- [TEXTE DU DOCUMENT]:
■ ■ ■ ■

Effeuille mes rêves

Et c'est très bien

Il n’y a pas de signes. Il faut accepter que la vie est… la vie.

Le Prozac me fait du bien. Moi aussi avant je disais que les médicaments c’est pas bien qu’il faut s’en passer, blablabla. Jusqu’au jour où je n’ai plus eu le choix.

Mais revenons au plus important : pas de présages fumeux, pas de cartes de tarot, pas de divination ou de forçage de vœux. Juste moi dans un monde trop grand et une cage de souffrance qui est bien trop petite.

Mais ça va. Après tout, tout le monde vit soumit aux mêmes règles, tout le monde s’en sort. Alors je peux m’en sortir aussi. Même s’il n’existe pas de choses tels que les miracles où les vœux qui s’exaucent tout d’un coup.

Et c’est ok.

Je m’en voulais de parler de Jareth, parce que reconnaître avoir eu ces obsessions flippantes à son sujet, c’était aussi reconnaître mon impuissance et mon non-contrôle des choses de la vie.

■ ■ ■ ■

Lignes provenant d'une source de données
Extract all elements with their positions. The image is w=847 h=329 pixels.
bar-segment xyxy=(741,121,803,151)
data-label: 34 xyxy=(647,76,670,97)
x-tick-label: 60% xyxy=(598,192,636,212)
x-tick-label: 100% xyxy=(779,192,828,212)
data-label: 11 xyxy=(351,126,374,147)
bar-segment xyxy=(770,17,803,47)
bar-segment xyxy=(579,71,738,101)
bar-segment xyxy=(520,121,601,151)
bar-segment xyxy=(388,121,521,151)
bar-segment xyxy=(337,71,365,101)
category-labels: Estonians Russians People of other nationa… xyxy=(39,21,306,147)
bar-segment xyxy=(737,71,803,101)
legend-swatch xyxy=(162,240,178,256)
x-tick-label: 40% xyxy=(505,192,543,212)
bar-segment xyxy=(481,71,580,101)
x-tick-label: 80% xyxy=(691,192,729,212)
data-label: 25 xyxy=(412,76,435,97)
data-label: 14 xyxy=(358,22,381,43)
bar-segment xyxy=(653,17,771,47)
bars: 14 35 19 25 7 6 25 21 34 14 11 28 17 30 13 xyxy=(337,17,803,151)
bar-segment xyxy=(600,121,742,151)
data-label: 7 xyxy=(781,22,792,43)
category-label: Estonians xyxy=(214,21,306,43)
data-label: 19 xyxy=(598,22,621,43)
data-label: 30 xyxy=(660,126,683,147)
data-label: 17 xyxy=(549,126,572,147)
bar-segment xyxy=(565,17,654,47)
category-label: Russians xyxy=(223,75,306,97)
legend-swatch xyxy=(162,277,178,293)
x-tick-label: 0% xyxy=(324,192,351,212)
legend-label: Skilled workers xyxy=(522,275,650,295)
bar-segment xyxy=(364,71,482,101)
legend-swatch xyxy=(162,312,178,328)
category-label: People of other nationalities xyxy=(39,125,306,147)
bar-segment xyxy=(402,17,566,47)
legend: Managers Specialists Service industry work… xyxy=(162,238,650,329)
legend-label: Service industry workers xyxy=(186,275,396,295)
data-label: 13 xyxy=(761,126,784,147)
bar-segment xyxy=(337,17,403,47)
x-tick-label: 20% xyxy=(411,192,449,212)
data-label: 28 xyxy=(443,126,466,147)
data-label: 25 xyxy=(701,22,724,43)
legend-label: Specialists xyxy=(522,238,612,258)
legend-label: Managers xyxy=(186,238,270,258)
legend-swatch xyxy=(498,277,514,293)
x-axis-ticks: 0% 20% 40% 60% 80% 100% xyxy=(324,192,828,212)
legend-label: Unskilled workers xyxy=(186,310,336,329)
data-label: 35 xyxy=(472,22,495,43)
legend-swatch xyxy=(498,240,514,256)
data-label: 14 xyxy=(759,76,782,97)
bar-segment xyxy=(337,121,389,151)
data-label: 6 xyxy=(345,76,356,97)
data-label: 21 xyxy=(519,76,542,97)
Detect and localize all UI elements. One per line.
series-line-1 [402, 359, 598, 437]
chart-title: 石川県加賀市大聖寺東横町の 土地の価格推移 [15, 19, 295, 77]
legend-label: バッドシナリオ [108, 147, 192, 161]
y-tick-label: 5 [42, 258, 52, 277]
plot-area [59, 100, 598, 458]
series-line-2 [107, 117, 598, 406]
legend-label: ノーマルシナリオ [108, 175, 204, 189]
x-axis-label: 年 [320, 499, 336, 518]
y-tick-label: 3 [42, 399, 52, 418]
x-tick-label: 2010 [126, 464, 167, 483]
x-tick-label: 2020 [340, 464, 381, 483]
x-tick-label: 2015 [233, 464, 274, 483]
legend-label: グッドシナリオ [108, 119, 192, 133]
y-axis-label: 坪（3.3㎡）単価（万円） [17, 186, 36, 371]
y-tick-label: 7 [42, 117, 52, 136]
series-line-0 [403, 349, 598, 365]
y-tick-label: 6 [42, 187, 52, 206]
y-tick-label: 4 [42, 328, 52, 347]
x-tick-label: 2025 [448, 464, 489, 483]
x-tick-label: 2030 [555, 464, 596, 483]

■ ■ ■ ■

- [LISTE DES CONSIGNES]:
(A) Dans le billet, quelles choses la phrase qui commence par « Mais revenons au plus important » écarte-t-elle une à une par « pas de » ?
(B) Recopiez le passage du billet compris entre « Le Prozac me » et « Et c’est ok. », inclus, en renommant « Prozac » en « Deroxat ».
Ces lignes ont une autre origine que le billet.

- [CORRIGÉ DE L'EXERCICE]:
(A) Les présages fumeux, les cartes de tarot, la divination et le forçage de vœux.

(B)
Le Deroxat me fait du bien. Moi aussi avant je disais que les médicaments c’est pas bien qu’il faut s’en passer, blablabla. Jusqu’au jour où je n’ai plus eu le choix.

Mais revenons au plus important : pas de présages fumeux, pas de cartes de tarot, pas de divination ou de forçage de vœux. Juste moi dans un monde trop grand et une cage de souffrance qui est bien trop petite.

Mais ça va. Après tout, tout le monde vit soumit aux mêmes règles, tout le monde s’en sort. Alors je peux m’en sortir aussi. Même s’il n’existe pas de choses tels que les miracles où les vœux qui s’exaucent tout d’un coup.

Et c’est ok.